#### Exercise aim
Determine how many lines of the data below contain "important", then give only that number.

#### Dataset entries
·····

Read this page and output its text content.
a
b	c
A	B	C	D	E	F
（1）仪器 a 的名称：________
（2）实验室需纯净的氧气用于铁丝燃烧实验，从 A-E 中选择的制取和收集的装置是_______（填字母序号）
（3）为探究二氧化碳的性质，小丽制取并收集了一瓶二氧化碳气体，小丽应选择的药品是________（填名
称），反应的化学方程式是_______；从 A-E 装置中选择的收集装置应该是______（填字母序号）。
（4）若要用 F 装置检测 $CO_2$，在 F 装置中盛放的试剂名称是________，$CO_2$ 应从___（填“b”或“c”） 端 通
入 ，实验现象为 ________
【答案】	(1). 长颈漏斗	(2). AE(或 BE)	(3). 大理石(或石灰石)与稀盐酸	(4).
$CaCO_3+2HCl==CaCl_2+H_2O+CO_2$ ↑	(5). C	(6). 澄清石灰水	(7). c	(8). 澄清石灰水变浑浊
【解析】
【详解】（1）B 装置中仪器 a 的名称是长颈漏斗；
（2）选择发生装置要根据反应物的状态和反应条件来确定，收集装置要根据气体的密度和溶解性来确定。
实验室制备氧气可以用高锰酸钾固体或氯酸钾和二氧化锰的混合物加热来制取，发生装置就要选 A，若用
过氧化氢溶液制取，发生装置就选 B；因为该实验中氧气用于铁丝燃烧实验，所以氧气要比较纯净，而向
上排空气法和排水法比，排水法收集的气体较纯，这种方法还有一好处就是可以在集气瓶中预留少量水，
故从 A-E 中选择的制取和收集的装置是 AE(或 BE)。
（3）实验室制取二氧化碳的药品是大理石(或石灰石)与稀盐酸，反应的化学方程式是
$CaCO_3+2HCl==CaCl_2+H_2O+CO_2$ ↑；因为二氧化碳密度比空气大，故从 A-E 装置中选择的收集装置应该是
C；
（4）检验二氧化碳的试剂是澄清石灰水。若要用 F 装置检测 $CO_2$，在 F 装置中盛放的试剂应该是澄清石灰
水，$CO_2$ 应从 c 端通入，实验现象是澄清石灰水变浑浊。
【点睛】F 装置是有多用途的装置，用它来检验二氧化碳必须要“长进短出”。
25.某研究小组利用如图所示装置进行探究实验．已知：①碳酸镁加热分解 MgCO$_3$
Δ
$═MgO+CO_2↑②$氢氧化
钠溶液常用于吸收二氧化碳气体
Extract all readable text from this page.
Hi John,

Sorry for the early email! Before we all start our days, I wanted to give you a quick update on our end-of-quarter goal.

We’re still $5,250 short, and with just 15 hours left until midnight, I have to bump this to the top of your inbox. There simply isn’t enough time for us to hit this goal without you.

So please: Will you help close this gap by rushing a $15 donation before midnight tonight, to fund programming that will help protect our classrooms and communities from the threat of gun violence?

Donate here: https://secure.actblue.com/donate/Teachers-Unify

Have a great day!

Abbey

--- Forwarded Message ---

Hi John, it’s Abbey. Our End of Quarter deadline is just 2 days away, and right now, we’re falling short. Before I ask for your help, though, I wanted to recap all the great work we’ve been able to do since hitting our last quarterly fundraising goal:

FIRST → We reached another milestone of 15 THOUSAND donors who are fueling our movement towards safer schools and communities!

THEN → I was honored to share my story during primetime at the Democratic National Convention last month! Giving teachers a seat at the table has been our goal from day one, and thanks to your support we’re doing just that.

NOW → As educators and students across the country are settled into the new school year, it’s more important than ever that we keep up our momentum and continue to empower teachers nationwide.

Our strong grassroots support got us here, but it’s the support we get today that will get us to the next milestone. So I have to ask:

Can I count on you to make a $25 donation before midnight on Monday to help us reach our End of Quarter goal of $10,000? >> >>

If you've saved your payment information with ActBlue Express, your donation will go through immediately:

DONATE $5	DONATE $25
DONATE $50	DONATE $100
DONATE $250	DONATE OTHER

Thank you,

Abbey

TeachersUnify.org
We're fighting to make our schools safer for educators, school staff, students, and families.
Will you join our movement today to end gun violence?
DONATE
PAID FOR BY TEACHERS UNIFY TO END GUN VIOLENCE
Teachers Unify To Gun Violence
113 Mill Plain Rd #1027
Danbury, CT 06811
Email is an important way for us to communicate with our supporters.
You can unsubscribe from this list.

·····

#### Response for this exercise
2